> [OBJECTIVE]
Quote the entries that follow exactly, leaving none out.

> [ENTRIES PROVIDED]
######
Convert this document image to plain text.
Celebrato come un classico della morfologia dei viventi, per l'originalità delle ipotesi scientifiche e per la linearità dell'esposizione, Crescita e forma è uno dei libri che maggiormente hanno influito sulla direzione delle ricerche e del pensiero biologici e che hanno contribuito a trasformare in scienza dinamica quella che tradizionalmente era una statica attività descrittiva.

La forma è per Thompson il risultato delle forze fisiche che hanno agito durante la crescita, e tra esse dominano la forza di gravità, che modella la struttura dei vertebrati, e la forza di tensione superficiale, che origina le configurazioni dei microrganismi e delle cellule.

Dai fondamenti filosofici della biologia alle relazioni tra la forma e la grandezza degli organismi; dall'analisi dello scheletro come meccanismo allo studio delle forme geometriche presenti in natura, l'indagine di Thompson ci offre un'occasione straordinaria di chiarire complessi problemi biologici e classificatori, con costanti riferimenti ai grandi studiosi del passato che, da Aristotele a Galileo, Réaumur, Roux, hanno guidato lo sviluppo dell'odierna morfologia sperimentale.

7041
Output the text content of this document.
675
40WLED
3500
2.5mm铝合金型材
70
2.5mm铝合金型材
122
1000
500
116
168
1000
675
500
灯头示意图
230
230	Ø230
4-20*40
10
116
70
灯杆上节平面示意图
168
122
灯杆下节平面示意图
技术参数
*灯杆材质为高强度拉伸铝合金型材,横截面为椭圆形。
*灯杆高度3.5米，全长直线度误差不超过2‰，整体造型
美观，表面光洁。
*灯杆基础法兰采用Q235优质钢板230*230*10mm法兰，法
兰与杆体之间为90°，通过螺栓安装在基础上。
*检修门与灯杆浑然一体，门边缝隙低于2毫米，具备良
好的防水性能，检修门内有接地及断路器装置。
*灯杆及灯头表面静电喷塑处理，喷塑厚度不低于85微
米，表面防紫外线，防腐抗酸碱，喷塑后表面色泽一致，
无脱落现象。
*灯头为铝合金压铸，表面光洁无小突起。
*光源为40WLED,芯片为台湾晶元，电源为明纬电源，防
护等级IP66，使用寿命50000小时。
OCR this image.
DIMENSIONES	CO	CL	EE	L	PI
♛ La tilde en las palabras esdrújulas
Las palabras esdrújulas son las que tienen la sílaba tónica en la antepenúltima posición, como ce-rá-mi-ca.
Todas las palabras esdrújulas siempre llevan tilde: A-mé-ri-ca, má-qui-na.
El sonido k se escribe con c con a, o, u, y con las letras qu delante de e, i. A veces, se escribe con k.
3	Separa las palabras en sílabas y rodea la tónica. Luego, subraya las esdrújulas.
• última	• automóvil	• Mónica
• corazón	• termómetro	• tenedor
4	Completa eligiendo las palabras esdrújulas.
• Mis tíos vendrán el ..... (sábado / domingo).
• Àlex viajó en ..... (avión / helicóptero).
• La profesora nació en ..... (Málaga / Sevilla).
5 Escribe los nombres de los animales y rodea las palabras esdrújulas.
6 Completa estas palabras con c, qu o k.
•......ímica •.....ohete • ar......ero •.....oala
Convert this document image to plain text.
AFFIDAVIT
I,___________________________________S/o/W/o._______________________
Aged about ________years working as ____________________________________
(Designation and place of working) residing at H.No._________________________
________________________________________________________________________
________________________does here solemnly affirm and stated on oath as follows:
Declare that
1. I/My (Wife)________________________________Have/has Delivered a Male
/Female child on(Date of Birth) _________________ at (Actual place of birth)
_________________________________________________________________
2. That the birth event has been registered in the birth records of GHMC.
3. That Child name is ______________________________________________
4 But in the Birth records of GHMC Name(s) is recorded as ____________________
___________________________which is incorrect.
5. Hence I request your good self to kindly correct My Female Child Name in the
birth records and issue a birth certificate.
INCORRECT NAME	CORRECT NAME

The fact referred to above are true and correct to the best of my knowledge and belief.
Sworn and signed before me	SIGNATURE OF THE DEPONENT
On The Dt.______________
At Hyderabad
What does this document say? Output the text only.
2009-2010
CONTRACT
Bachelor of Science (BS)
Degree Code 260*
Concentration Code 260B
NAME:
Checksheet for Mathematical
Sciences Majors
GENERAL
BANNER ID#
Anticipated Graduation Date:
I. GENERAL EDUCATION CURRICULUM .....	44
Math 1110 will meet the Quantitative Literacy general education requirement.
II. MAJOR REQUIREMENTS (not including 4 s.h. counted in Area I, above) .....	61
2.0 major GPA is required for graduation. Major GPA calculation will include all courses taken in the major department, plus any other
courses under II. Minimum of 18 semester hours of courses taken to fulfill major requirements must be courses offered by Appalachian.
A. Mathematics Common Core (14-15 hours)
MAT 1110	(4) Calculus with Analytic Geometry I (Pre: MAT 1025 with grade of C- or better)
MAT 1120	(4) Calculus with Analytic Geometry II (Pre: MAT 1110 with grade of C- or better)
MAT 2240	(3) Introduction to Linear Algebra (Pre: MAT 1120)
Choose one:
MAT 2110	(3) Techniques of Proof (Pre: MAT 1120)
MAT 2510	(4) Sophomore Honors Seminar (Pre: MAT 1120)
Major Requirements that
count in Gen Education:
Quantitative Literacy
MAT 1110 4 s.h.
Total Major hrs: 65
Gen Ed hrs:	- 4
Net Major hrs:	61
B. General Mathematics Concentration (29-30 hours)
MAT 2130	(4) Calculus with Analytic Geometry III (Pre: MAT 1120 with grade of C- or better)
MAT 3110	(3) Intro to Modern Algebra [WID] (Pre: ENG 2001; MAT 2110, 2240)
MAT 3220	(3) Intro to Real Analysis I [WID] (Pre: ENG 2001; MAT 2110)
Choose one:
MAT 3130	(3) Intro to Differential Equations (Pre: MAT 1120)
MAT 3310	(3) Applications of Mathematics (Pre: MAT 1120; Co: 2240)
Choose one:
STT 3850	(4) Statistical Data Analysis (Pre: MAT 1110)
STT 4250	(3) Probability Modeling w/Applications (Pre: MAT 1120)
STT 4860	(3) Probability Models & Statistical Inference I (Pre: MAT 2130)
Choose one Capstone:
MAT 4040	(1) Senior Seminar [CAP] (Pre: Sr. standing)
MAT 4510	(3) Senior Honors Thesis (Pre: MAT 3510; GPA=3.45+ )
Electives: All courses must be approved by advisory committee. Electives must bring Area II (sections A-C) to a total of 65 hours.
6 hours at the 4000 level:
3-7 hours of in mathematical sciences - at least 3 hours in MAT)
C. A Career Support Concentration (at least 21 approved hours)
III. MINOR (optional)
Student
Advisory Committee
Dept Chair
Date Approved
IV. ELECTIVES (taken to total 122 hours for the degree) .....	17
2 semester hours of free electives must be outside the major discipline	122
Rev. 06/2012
######
> [RESULT OF THIS TASK]
Convert this document image to plain text.
Celebrato come un classico della morfologia dei viventi, per l'originalità delle ipotesi scientifiche e per la linearità dell'esposizione, Crescita e forma è uno dei libri che maggiormente hanno influito sulla direzione delle ricerche e del pensiero biologici e che hanno contribuito a trasformare in scienza dinamica quella che tradizionalmente era una statica attività descrittiva.

La forma è per Thompson il risultato delle forze fisiche che hanno agito durante la crescita, e tra esse dominano la forza di gravità, che modella la struttura dei vertebrati, e la forza di tensione superficiale, che origina le configurazioni dei microrganismi e delle cellule.

Dai fondamenti filosofici della biologia alle relazioni tra la forma e la grandezza degli organismi; dall'analisi dello scheletro come meccanismo allo studio delle forme geometriche presenti in natura, l'indagine di Thompson ci offre un'occasione straordinaria di chiarire complessi problemi biologici e classificatori, con costanti riferimenti ai grandi studiosi del passato che, da Aristotele a Galileo, Réaumur, Roux, hanno guidato lo sviluppo dell'odierna morfologia sperimentale.

7041
Output the text content of this document.
675
40WLED
3500
2.5mm铝合金型材
70
2.5mm铝合金型材
122
1000
500
116
168
1000
675
500
灯头示意图
230
230	Ø230
4-20*40
10
116
70
灯杆上节平面示意图
168
122
灯杆下节平面示意图
技术参数
*灯杆材质为高强度拉伸铝合金型材,横截面为椭圆形。
*灯杆高度3.5米，全长直线度误差不超过2‰，整体造型
美观，表面光洁。
*灯杆基础法兰采用Q235优质钢板230*230*10mm法兰，法
兰与杆体之间为90°，通过螺栓安装在基础上。
*检修门与灯杆浑然一体，门边缝隙低于2毫米，具备良
好的防水性能，检修门内有接地及断路器装置。
*灯杆及灯头表面静电喷塑处理，喷塑厚度不低于85微
米，表面防紫外线，防腐抗酸碱，喷塑后表面色泽一致，
无脱落现象。
*灯头为铝合金压铸，表面光洁无小突起。
*光源为40WLED,芯片为台湾晶元，电源为明纬电源，防
护等级IP66，使用寿命50000小时。
OCR this image.
DIMENSIONES	CO	CL	EE	L	PI
♛ La tilde en las palabras esdrújulas
Las palabras esdrújulas son las que tienen la sílaba tónica en la antepenúltima posición, como ce-rá-mi-ca.
Todas las palabras esdrújulas siempre llevan tilde: A-mé-ri-ca, má-qui-na.
El sonido k se escribe con c con a, o, u, y con las letras qu delante de e, i. A veces, se escribe con k.
3	Separa las palabras en sílabas y rodea la tónica. Luego, subraya las esdrújulas.
• última	• automóvil	• Mónica
• corazón	• termómetro	• tenedor
4	Completa eligiendo las palabras esdrújulas.
• Mis tíos vendrán el ..... (sábado / domingo).
• Àlex viajó en ..... (avión / helicóptero).
• La profesora nació en ..... (Málaga / Sevilla).
5 Escribe los nombres de los animales y rodea las palabras esdrújulas.
6 Completa estas palabras con c, qu o k.
•......ímica •.....ohete • ar......ero •.....oala
Convert this document image to plain text.
AFFIDAVIT
I,___________________________________S/o/W/o._______________________
Aged about ________years working as ____________________________________
(Designation and place of working) residing at H.No._________________________
________________________________________________________________________
________________________does here solemnly affirm and stated on oath as follows:
Declare that
1. I/My (Wife)________________________________Have/has Delivered a Male
/Female child on(Date of Birth) _________________ at (Actual place of birth)
_________________________________________________________________
2. That the birth event has been registered in the birth records of GHMC.
3. That Child name is ______________________________________________
4 But in the Birth records of GHMC Name(s) is recorded as ____________________
___________________________which is incorrect.
5. Hence I request your good self to kindly correct My Female Child Name in the
birth records and issue a birth certificate.
INCORRECT NAME	CORRECT NAME

The fact referred to above are true and correct to the best of my knowledge and belief.
Sworn and signed before me	SIGNATURE OF THE DEPONENT
On The Dt.______________
At Hyderabad
What does this document say? Output the text only.
2009-2010
CONTRACT
Bachelor of Science (BS)
Degree Code 260*
Concentration Code 260B
NAME:
Checksheet for Mathematical
Sciences Majors
GENERAL
BANNER ID#
Anticipated Graduation Date:
I. GENERAL EDUCATION CURRICULUM .....	44
Math 1110 will meet the Quantitative Literacy general education requirement.
II. MAJOR REQUIREMENTS (not including 4 s.h. counted in Area I, above) .....	61
2.0 major GPA is required for graduation. Major GPA calculation will include all courses taken in the major department, plus any other
courses under II. Minimum of 18 semester hours of courses taken to fulfill major requirements must be courses offered by Appalachian.
A. Mathematics Common Core (14-15 hours)
MAT 1110	(4) Calculus with Analytic Geometry I (Pre: MAT 1025 with grade of C- or better)
MAT 1120	(4) Calculus with Analytic Geometry II (Pre: MAT 1110 with grade of C- or better)
MAT 2240	(3) Introduction to Linear Algebra (Pre: MAT 1120)
Choose one:
MAT 2110	(3) Techniques of Proof (Pre: MAT 1120)
MAT 2510	(4) Sophomore Honors Seminar (Pre: MAT 1120)
Major Requirements that
count in Gen Education:
Quantitative Literacy
MAT 1110 4 s.h.
Total Major hrs: 65
Gen Ed hrs:	- 4
Net Major hrs:	61
B. General Mathematics Concentration (29-30 hours)
MAT 2130	(4) Calculus with Analytic Geometry III (Pre: MAT 1120 with grade of C- or better)
MAT 3110	(3) Intro to Modern Algebra [WID] (Pre: ENG 2001; MAT 2110, 2240)
MAT 3220	(3) Intro to Real Analysis I [WID] (Pre: ENG 2001; MAT 2110)
Choose one:
MAT 3130	(3) Intro to Differential Equations (Pre: MAT 1120)
MAT 3310	(3) Applications of Mathematics (Pre: MAT 1120; Co: 2240)
Choose one:
STT 3850	(4) Statistical Data Analysis (Pre: MAT 1110)
STT 4250	(3) Probability Modeling w/Applications (Pre: MAT 1120)
STT 4860	(3) Probability Models & Statistical Inference I (Pre: MAT 2130)
Choose one Capstone:
MAT 4040	(1) Senior Seminar [CAP] (Pre: Sr. standing)
MAT 4510	(3) Senior Honors Thesis (Pre: MAT 3510; GPA=3.45+ )
Electives: All courses must be approved by advisory committee. Electives must bring Area II (sections A-C) to a total of 65 hours.
6 hours at the 4000 level:
3-7 hours of in mathematical sciences - at least 3 hours in MAT)
C. A Career Support Concentration (at least 21 approved hours)
III. MINOR (optional)
Student
Advisory Committee
Dept Chair
Date Approved
IV. ELECTIVES (taken to total 122 hours for the degree) .....	17
2 semester hours of free electives must be outside the major discipline	122
Rev. 06/2012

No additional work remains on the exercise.